YOUR GOAL —
Your task is to repeat the lines below exactly, excluding any pictures they contain.

INFORMATION PROVIDED —
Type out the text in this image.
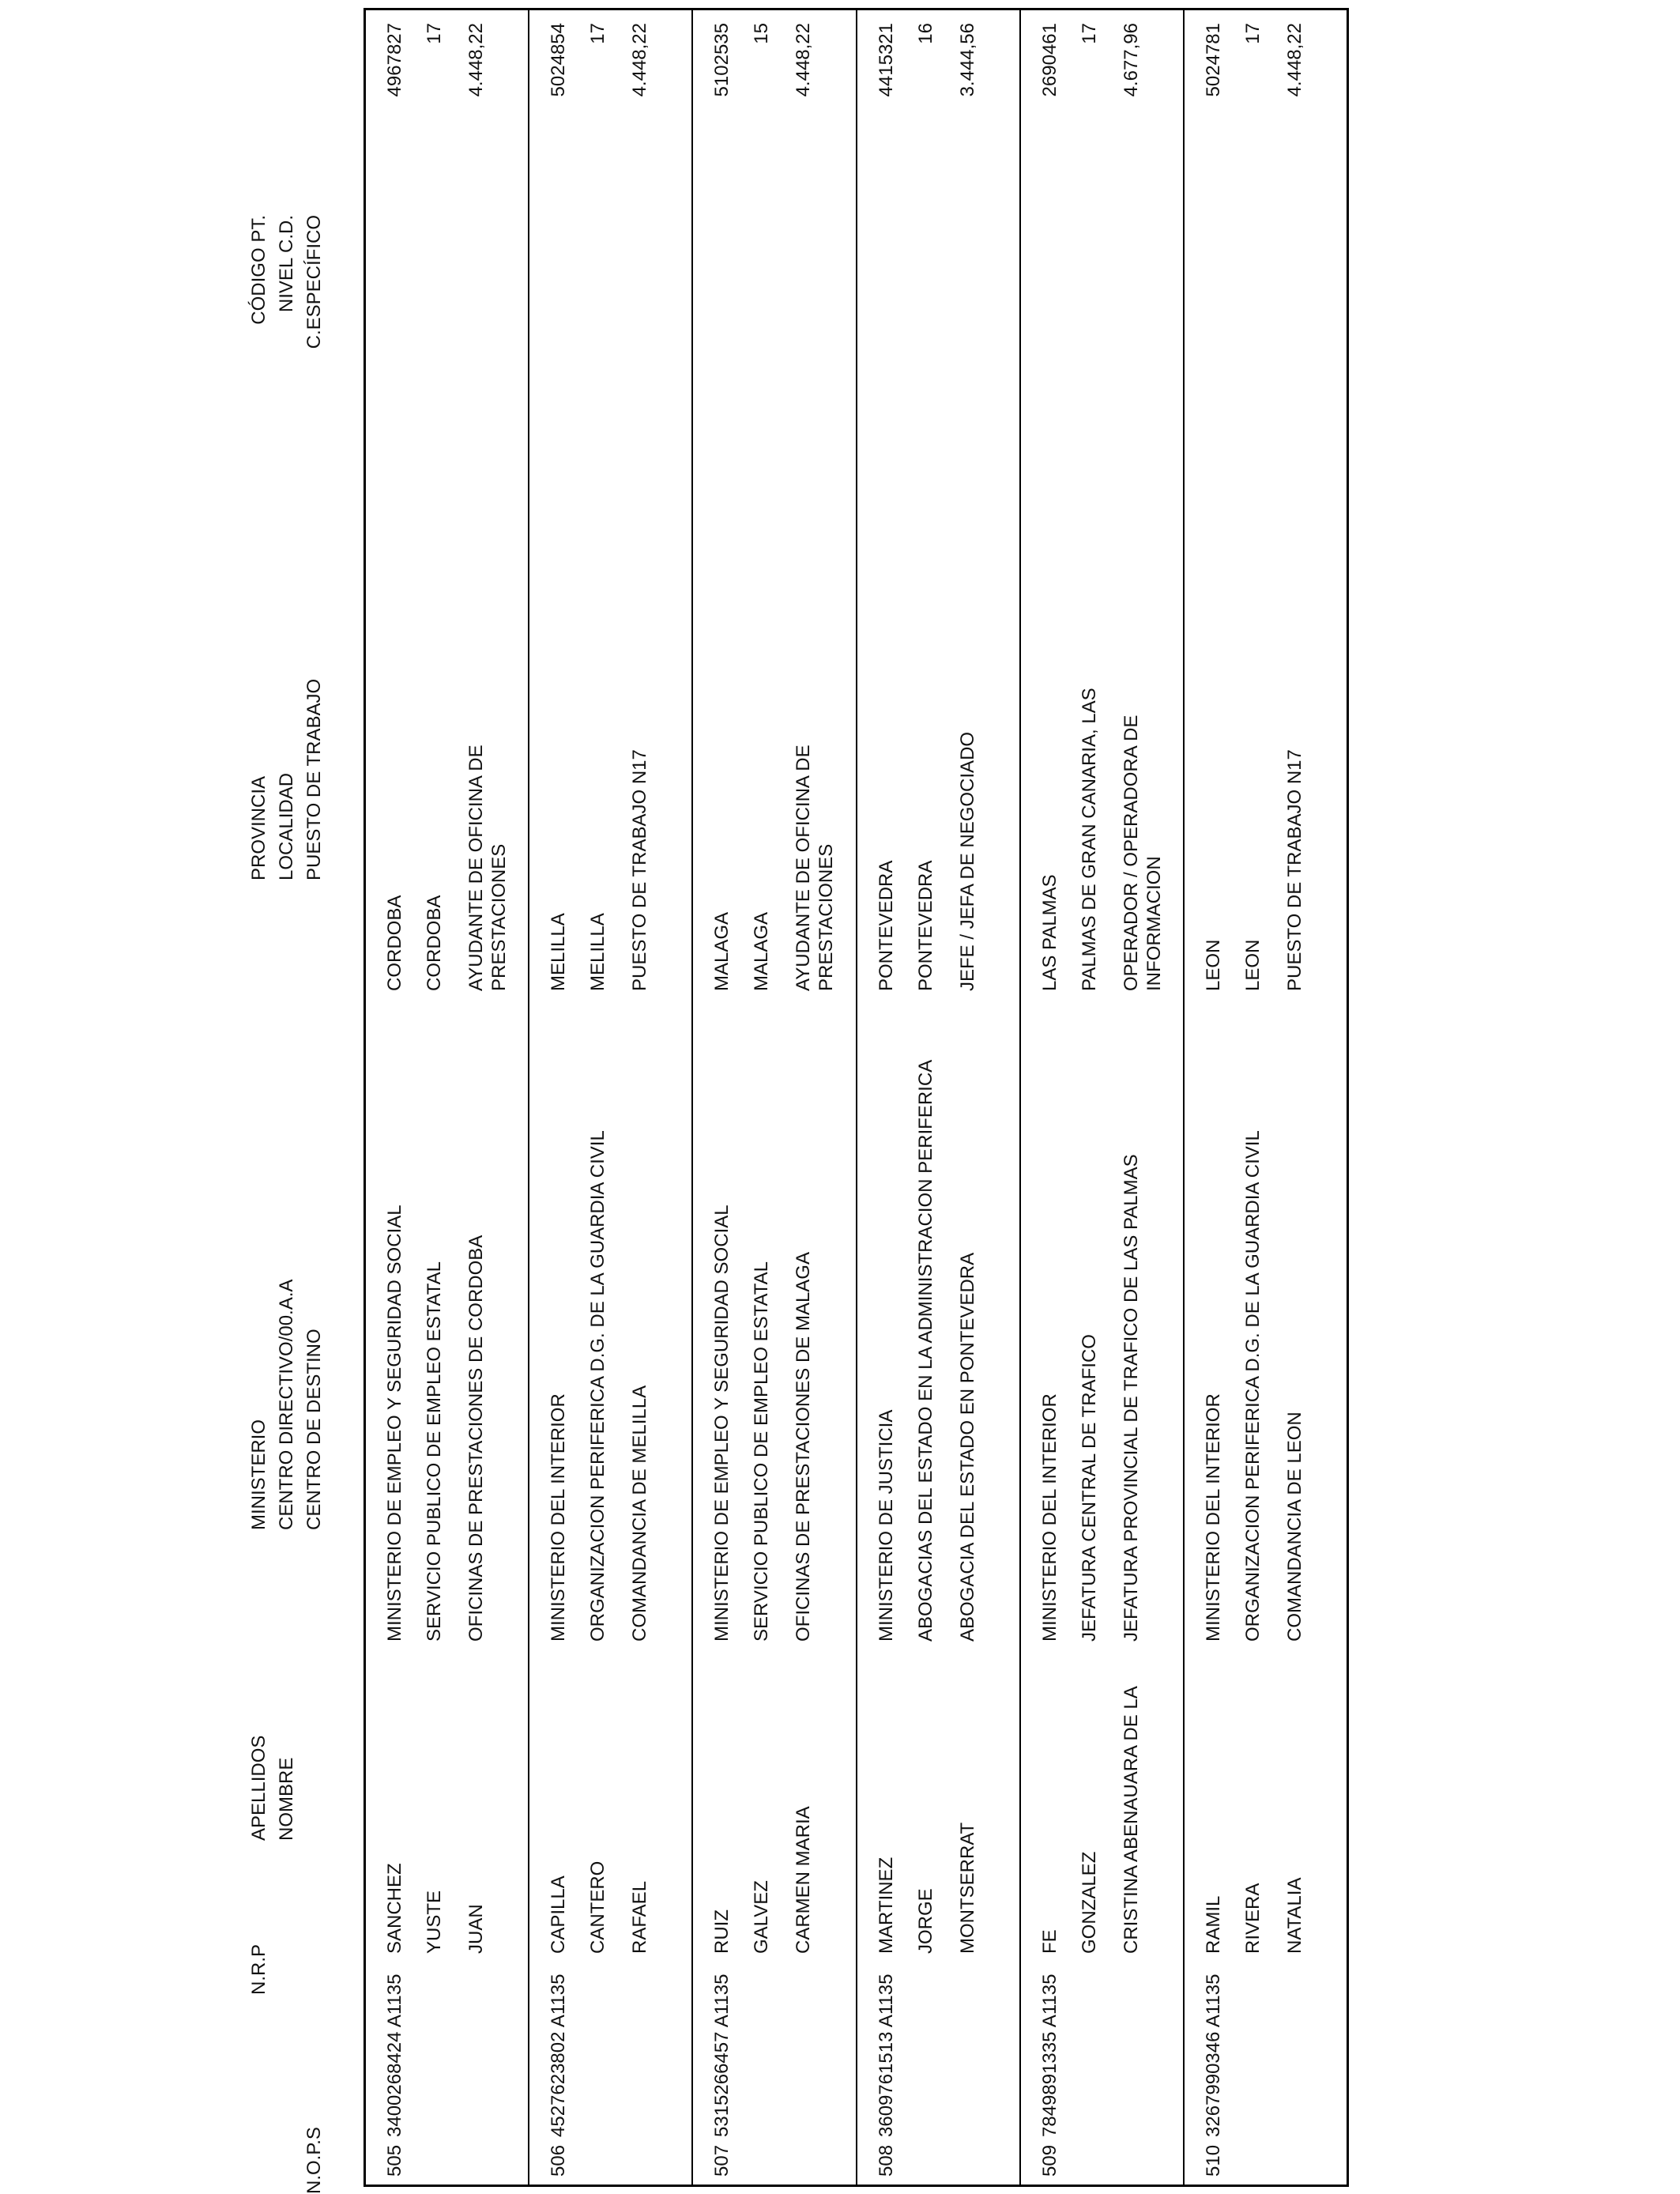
N.O.P.S
N.R.P
APELLIDOS NOMBRE
MINISTERIO CENTRO DIRECTIVO/00.A.A CENTRO DE DESTINO
PROVINCIA LOCALIDAD PUESTO DE TRABAJO
CÓDIGO PT. NIVEL C.D. C.ESPECÍFICO
505
3400268424 A1135
SANCHEZ YUSTE JUAN
MINISTERIO DE EMPLEO Y SEGURIDAD SOCIAL SERVICIO PUBLICO DE EMPLEO ESTATAL OFICINAS DE PRESTACIONES DE CORDOBA
CORDOBA CORDOBA AYUDANTE DE OFICINA DE PRESTACIONES
4967827 17 4.448,22
506
4527623802 A1135
CAPILLA CANTERO RAFAEL
MINISTERIO DEL INTERIOR ORGANIZACION PERIFERICA D.G. DE LA GUARDIA CIVIL COMANDANCIA DE MELILLA
MELILLA MELILLA PUESTO DE TRABAJO N17
5024854 17 4.448,22
507
5315266457 A1135
RUIZ GALVEZ CARMEN MARIA
MINISTERIO DE EMPLEO Y SEGURIDAD SOCIAL SERVICIO PUBLICO DE EMPLEO ESTATAL OFICINAS DE PRESTACIONES DE MALAGA
MALAGA MALAGA AYUDANTE DE OFICINA DE PRESTACIONES
5102535 15 4.448,22
508
3609761513 A1135
MARTINEZ JORGE MONTSERRAT
MINISTERIO DE JUSTICIA ABOGACIAS DEL ESTADO EN LA ADMINISTRACION PERIFERICA ABOGACIA DEL ESTADO EN PONTEVEDRA
PONTEVEDRA PONTEVEDRA JEFE / JEFA DE NEGOCIADO
4415321 16 3.444,56
509
7849891335 A1135
FE GONZALEZ CRISTINA ABENAUARA DE LA
MINISTERIO DEL INTERIOR JEFATURA CENTRAL DE TRAFICO JEFATURA PROVINCIAL DE TRAFICO DE LAS PALMAS
LAS PALMAS PALMAS DE GRAN CANARIA, LAS OPERADOR / OPERADORA DE INFORMACION
2690461 17 4.677,96
510
3267990346 A1135
RAMIL RIVERA NATALIA
MINISTERIO DEL INTERIOR ORGANIZACION PERIFERICA D.G. DE LA GUARDIA CIVIL COMANDANCIA DE LEON
LEON LEON PUESTO DE TRABAJO N17
5024781 17 4.448,22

SOLUTION FOR THIS TASK —
Type out the text in this image.
N.O.P.S
N.R.P
APELLIDOS NOMBRE
MINISTERIO CENTRO DIRECTIVO/00.A.A CENTRO DE DESTINO
PROVINCIA LOCALIDAD PUESTO DE TRABAJO
CÓDIGO PT. NIVEL C.D. C.ESPECÍFICO
505
3400268424 A1135
SANCHEZ YUSTE JUAN
MINISTERIO DE EMPLEO Y SEGURIDAD SOCIAL SERVICIO PUBLICO DE EMPLEO ESTATAL OFICINAS DE PRESTACIONES DE CORDOBA
CORDOBA CORDOBA AYUDANTE DE OFICINA DE PRESTACIONES
4967827 17 4.448,22
506
4527623802 A1135
CAPILLA CANTERO RAFAEL
MINISTERIO DEL INTERIOR ORGANIZACION PERIFERICA D.G. DE LA GUARDIA CIVIL COMANDANCIA DE MELILLA
MELILLA MELILLA PUESTO DE TRABAJO N17
5024854 17 4.448,22
507
5315266457 A1135
RUIZ GALVEZ CARMEN MARIA
MINISTERIO DE EMPLEO Y SEGURIDAD SOCIAL SERVICIO PUBLICO DE EMPLEO ESTATAL OFICINAS DE PRESTACIONES DE MALAGA
MALAGA MALAGA AYUDANTE DE OFICINA DE PRESTACIONES
5102535 15 4.448,22
508
3609761513 A1135
MARTINEZ JORGE MONTSERRAT
MINISTERIO DE JUSTICIA ABOGACIAS DEL ESTADO EN LA ADMINISTRACION PERIFERICA ABOGACIA DEL ESTADO EN PONTEVEDRA
PONTEVEDRA PONTEVEDRA JEFE / JEFA DE NEGOCIADO
4415321 16 3.444,56
509
7849891335 A1135
FE GONZALEZ CRISTINA ABENAUARA DE LA
MINISTERIO DEL INTERIOR JEFATURA CENTRAL DE TRAFICO JEFATURA PROVINCIAL DE TRAFICO DE LAS PALMAS
LAS PALMAS PALMAS DE GRAN CANARIA, LAS OPERADOR / OPERADORA DE INFORMACION
2690461 17 4.677,96
510
3267990346 A1135
RAMIL RIVERA NATALIA
MINISTERIO DEL INTERIOR ORGANIZACION PERIFERICA D.G. DE LA GUARDIA CIVIL COMANDANCIA DE LEON
LEON LEON PUESTO DE TRABAJO N17
5024781 17 4.448,22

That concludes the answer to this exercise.